### STATED TASK
Write out all of the data without omission, exactly as shown.

─── RECORDS ───

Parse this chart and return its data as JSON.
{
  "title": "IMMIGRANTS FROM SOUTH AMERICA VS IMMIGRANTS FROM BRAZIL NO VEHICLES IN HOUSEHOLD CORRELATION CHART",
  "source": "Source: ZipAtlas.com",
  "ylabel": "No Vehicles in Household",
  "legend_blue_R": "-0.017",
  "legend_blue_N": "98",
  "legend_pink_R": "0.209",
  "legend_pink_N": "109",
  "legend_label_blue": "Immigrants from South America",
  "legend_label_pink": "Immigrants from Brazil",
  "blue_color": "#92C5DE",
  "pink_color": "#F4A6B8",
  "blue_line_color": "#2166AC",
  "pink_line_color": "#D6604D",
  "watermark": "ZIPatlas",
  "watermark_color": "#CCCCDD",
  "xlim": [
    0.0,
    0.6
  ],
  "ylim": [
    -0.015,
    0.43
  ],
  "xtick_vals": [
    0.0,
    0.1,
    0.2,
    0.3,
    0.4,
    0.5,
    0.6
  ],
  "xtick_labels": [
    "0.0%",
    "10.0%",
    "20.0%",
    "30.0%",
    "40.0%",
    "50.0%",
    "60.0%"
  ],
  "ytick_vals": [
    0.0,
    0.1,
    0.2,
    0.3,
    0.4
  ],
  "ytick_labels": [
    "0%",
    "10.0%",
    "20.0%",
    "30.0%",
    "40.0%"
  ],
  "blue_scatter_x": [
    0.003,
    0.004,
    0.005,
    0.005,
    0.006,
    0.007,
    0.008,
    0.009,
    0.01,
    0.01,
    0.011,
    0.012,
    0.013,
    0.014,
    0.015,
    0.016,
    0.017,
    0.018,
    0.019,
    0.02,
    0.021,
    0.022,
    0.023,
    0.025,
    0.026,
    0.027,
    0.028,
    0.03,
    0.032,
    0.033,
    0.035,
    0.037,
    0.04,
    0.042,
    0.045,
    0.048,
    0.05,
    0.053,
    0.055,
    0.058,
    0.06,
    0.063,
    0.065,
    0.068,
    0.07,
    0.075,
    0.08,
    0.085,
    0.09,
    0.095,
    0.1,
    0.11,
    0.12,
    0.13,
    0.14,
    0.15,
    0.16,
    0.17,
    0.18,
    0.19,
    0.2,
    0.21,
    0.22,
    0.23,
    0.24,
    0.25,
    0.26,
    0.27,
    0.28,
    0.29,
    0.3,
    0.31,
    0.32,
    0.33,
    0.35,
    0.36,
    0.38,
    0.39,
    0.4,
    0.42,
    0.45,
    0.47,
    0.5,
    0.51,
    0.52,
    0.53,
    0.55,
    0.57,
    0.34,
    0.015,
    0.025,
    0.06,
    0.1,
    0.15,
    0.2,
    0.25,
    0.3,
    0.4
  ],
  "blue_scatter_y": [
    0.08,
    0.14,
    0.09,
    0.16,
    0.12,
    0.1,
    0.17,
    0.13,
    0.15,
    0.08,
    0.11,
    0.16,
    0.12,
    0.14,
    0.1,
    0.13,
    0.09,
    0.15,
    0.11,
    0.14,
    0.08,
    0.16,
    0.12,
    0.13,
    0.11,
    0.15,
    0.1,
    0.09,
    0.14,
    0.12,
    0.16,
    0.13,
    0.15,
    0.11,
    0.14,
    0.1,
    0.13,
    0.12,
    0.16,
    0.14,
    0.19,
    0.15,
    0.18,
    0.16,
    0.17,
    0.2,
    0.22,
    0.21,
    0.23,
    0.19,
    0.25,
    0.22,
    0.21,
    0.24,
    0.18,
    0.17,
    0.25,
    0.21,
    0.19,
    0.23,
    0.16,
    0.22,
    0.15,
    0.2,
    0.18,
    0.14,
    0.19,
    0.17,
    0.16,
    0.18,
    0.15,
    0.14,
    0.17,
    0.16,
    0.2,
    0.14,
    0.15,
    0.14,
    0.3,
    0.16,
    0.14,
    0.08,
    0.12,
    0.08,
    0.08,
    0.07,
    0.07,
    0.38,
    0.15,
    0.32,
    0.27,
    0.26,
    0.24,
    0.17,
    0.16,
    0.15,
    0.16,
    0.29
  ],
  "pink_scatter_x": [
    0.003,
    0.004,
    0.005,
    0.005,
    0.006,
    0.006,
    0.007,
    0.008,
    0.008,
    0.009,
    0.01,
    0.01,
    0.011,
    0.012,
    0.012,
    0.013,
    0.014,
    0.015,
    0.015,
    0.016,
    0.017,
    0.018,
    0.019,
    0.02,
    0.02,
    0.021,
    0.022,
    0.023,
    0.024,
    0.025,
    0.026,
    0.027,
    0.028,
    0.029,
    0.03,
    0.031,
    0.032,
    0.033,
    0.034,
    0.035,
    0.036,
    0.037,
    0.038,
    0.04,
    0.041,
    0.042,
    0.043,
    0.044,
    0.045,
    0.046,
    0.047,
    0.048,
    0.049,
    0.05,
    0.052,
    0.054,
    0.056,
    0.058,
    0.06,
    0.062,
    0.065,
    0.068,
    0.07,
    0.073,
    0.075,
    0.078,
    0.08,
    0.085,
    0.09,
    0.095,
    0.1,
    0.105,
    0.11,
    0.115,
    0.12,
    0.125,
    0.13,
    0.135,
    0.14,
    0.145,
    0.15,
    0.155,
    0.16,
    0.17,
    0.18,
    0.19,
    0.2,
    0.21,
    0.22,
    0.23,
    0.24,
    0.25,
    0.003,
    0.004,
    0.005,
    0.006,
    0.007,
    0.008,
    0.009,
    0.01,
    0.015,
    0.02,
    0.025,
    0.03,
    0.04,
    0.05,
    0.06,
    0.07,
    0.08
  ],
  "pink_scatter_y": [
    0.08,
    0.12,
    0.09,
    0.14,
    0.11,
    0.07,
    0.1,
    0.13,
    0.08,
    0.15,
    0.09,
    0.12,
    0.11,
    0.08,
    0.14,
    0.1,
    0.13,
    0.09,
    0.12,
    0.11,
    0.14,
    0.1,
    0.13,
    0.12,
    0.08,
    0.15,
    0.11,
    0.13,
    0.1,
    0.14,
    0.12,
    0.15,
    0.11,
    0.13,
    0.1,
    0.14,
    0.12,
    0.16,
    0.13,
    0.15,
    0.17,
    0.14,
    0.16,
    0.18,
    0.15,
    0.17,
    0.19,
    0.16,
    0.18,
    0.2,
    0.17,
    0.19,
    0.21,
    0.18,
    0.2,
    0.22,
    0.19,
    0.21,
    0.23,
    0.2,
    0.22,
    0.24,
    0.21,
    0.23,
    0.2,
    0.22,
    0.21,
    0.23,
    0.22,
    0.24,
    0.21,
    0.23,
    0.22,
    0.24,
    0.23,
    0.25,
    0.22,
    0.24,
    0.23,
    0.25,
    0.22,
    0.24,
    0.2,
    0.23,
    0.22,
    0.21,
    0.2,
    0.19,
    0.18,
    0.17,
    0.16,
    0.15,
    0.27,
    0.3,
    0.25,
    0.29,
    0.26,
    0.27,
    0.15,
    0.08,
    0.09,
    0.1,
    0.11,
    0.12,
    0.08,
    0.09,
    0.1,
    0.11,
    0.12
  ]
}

───

### SOLUTION TO THIS TASK
Parse this chart and return its data as JSON.
{
  "title": "IMMIGRANTS FROM SOUTH AMERICA VS IMMIGRANTS FROM BRAZIL NO VEHICLES IN HOUSEHOLD CORRELATION CHART",
  "source": "Source: ZipAtlas.com",
  "ylabel": "No Vehicles in Household",
  "legend_blue_R": "-0.017",
  "legend_blue_N": "98",
  "legend_pink_R": "0.209",
  "legend_pink_N": "109",
  "legend_label_blue": "Immigrants from South America",
  "legend_label_pink": "Immigrants from Brazil",
  "blue_color": "#92C5DE",
  "pink_color": "#F4A6B8",
  "blue_line_color": "#2166AC",
  "pink_line_color": "#D6604D",
  "watermark": "ZIPatlas",
  "watermark_color": "#CCCCDD",
  "xlim": [
    0.0,
    0.6
  ],
  "ylim": [
    -0.015,
    0.43
  ],
  "xtick_vals": [
    0.0,
    0.1,
    0.2,
    0.3,
    0.4,
    0.5,
    0.6
  ],
  "xtick_labels": [
    "0.0%",
    "10.0%",
    "20.0%",
    "30.0%",
    "40.0%",
    "50.0%",
    "60.0%"
  ],
  "ytick_vals": [
    0.0,
    0.1,
    0.2,
    0.3,
    0.4
  ],
  "ytick_labels": [
    "0%",
    "10.0%",
    "20.0%",
    "30.0%",
    "40.0%"
  ],
  "blue_scatter_x": [
    0.003,
    0.004,
    0.005,
    0.005,
    0.006,
    0.007,
    0.008,
    0.009,
    0.01,
    0.01,
    0.011,
    0.012,
    0.013,
    0.014,
    0.015,
    0.016,
    0.017,
    0.018,
    0.019,
    0.02,
    0.021,
    0.022,
    0.023,
    0.025,
    0.026,
    0.027,
    0.028,
    0.03,
    0.032,
    0.033,
    0.035,
    0.037,
    0.04,
    0.042,
    0.045,
    0.048,
    0.05,
    0.053,
    0.055,
    0.058,
    0.06,
    0.063,
    0.065,
    0.068,
    0.07,
    0.075,
    0.08,
    0.085,
    0.09,
    0.095,
    0.1,
    0.11,
    0.12,
    0.13,
    0.14,
    0.15,
    0.16,
    0.17,
    0.18,
    0.19,
    0.2,
    0.21,
    0.22,
    0.23,
    0.24,
    0.25,
    0.26,
    0.27,
    0.28,
    0.29,
    0.3,
    0.31,
    0.32,
    0.33,
    0.35,
    0.36,
    0.38,
    0.39,
    0.4,
    0.42,
    0.45,
    0.47,
    0.5,
    0.51,
    0.52,
    0.53,
    0.55,
    0.57,
    0.34,
    0.015,
    0.025,
    0.06,
    0.1,
    0.15,
    0.2,
    0.25,
    0.3,
    0.4
  ],
  "blue_scatter_y": [
    0.08,
    0.14,
    0.09,
    0.16,
    0.12,
    0.1,
    0.17,
    0.13,
    0.15,
    0.08,
    0.11,
    0.16,
    0.12,
    0.14,
    0.1,
    0.13,
    0.09,
    0.15,
    0.11,
    0.14,
    0.08,
    0.16,
    0.12,
    0.13,
    0.11,
    0.15,
    0.1,
    0.09,
    0.14,
    0.12,
    0.16,
    0.13,
    0.15,
    0.11,
    0.14,
    0.1,
    0.13,
    0.12,
    0.16,
    0.14,
    0.19,
    0.15,
    0.18,
    0.16,
    0.17,
    0.2,
    0.22,
    0.21,
    0.23,
    0.19,
    0.25,
    0.22,
    0.21,
    0.24,
    0.18,
    0.17,
    0.25,
    0.21,
    0.19,
    0.23,
    0.16,
    0.22,
    0.15,
    0.2,
    0.18,
    0.14,
    0.19,
    0.17,
    0.16,
    0.18,
    0.15,
    0.14,
    0.17,
    0.16,
    0.2,
    0.14,
    0.15,
    0.14,
    0.3,
    0.16,
    0.14,
    0.08,
    0.12,
    0.08,
    0.08,
    0.07,
    0.07,
    0.38,
    0.15,
    0.32,
    0.27,
    0.26,
    0.24,
    0.17,
    0.16,
    0.15,
    0.16,
    0.29
  ],
  "pink_scatter_x": [
    0.003,
    0.004,
    0.005,
    0.005,
    0.006,
    0.006,
    0.007,
    0.008,
    0.008,
    0.009,
    0.01,
    0.01,
    0.011,
    0.012,
    0.012,
    0.013,
    0.014,
    0.015,
    0.015,
    0.016,
    0.017,
    0.018,
    0.019,
    0.02,
    0.02,
    0.021,
    0.022,
    0.023,
    0.024,
    0.025,
    0.026,
    0.027,
    0.028,
    0.029,
    0.03,
    0.031,
    0.032,
    0.033,
    0.034,
    0.035,
    0.036,
    0.037,
    0.038,
    0.04,
    0.041,
    0.042,
    0.043,
    0.044,
    0.045,
    0.046,
    0.047,
    0.048,
    0.049,
    0.05,
    0.052,
    0.054,
    0.056,
    0.058,
    0.06,
    0.062,
    0.065,
    0.068,
    0.07,
    0.073,
    0.075,
    0.078,
    0.08,
    0.085,
    0.09,
    0.095,
    0.1,
    0.105,
    0.11,
    0.115,
    0.12,
    0.125,
    0.13,
    0.135,
    0.14,
    0.145,
    0.15,
    0.155,
    0.16,
    0.17,
    0.18,
    0.19,
    0.2,
    0.21,
    0.22,
    0.23,
    0.24,
    0.25,
    0.003,
    0.004,
    0.005,
    0.006,
    0.007,
    0.008,
    0.009,
    0.01,
    0.015,
    0.02,
    0.025,
    0.03,
    0.04,
    0.05,
    0.06,
    0.07,
    0.08
  ],
  "pink_scatter_y": [
    0.08,
    0.12,
    0.09,
    0.14,
    0.11,
    0.07,
    0.1,
    0.13,
    0.08,
    0.15,
    0.09,
    0.12,
    0.11,
    0.08,
    0.14,
    0.1,
    0.13,
    0.09,
    0.12,
    0.11,
    0.14,
    0.1,
    0.13,
    0.12,
    0.08,
    0.15,
    0.11,
    0.13,
    0.1,
    0.14,
    0.12,
    0.15,
    0.11,
    0.13,
    0.1,
    0.14,
    0.12,
    0.16,
    0.13,
    0.15,
    0.17,
    0.14,
    0.16,
    0.18,
    0.15,
    0.17,
    0.19,
    0.16,
    0.18,
    0.2,
    0.17,
    0.19,
    0.21,
    0.18,
    0.2,
    0.22,
    0.19,
    0.21,
    0.23,
    0.2,
    0.22,
    0.24,
    0.21,
    0.23,
    0.2,
    0.22,
    0.21,
    0.23,
    0.22,
    0.24,
    0.21,
    0.23,
    0.22,
    0.24,
    0.23,
    0.25,
    0.22,
    0.24,
    0.23,
    0.25,
    0.22,
    0.24,
    0.2,
    0.23,
    0.22,
    0.21,
    0.2,
    0.19,
    0.18,
    0.17,
    0.16,
    0.15,
    0.27,
    0.3,
    0.25,
    0.29,
    0.26,
    0.27,
    0.15,
    0.08,
    0.09,
    0.1,
    0.11,
    0.12,
    0.08,
    0.09,
    0.1,
    0.11,
    0.12
  ]
}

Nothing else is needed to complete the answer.